§ **Instructions for the task**
Reproduce the listing below without changes, except that pictures are left out.

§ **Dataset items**
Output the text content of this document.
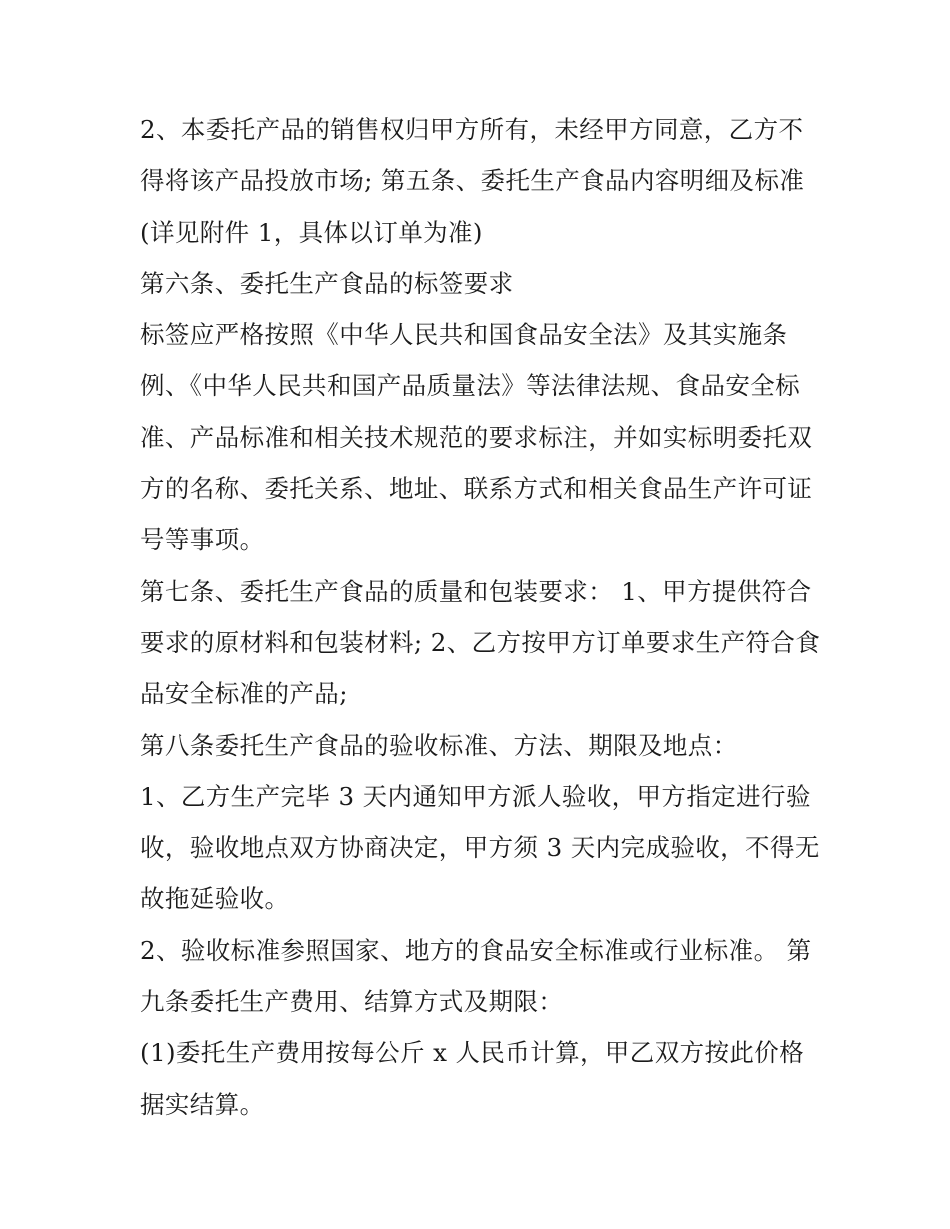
2、本委托产品的销售权归甲方所有，未经甲方同意，乙方不
得将该产品投放市场; 第五条、委托生产食品内容明细及标准
(详见附件 1，具体以订单为准)
第六条、委托生产食品的标签要求
标签应严格按照《中华人民共和国食品安全法》及其实施条
例、《中华人民共和国产品质量法》等法律法规、食品安全标
准、产品标准和相关技术规范的要求标注，并如实标明委托双
方的名称、委托关系、地址、联系方式和相关食品生产许可证
号等事项。
第七条、委托生产食品的质量和包装要求： 1、甲方提供符合
要求的原材料和包装材料; 2、乙方按甲方订单要求生产符合食
品安全标准的产品;
第八条委托生产食品的验收标准、方法、期限及地点：
1、乙方生产完毕 3 天内通知甲方派人验收，甲方指定进行验
收，验收地点双方协商决定，甲方须 3 天内完成验收，不得无
故拖延验收。
2、验收标准参照国家、地方的食品安全标准或行业标准。 第
九条委托生产费用、结算方式及期限：
(1)委托生产费用按每公斤 x 人民币计算，甲乙双方按此价格
据实结算。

§ **The result**
Output the text content of this document.
2、本委托产品的销售权归甲方所有，未经甲方同意，乙方不
得将该产品投放市场; 第五条、委托生产食品内容明细及标准
(详见附件 1，具体以订单为准)
第六条、委托生产食品的标签要求
标签应严格按照《中华人民共和国食品安全法》及其实施条
例、《中华人民共和国产品质量法》等法律法规、食品安全标
准、产品标准和相关技术规范的要求标注，并如实标明委托双
方的名称、委托关系、地址、联系方式和相关食品生产许可证
号等事项。
第七条、委托生产食品的质量和包装要求： 1、甲方提供符合
要求的原材料和包装材料; 2、乙方按甲方订单要求生产符合食
品安全标准的产品;
第八条委托生产食品的验收标准、方法、期限及地点：
1、乙方生产完毕 3 天内通知甲方派人验收，甲方指定进行验
收，验收地点双方协商决定，甲方须 3 天内完成验收，不得无
故拖延验收。
2、验收标准参照国家、地方的食品安全标准或行业标准。 第
九条委托生产费用、结算方式及期限：
(1)委托生产费用按每公斤 x 人民币计算，甲乙双方按此价格
据实结算。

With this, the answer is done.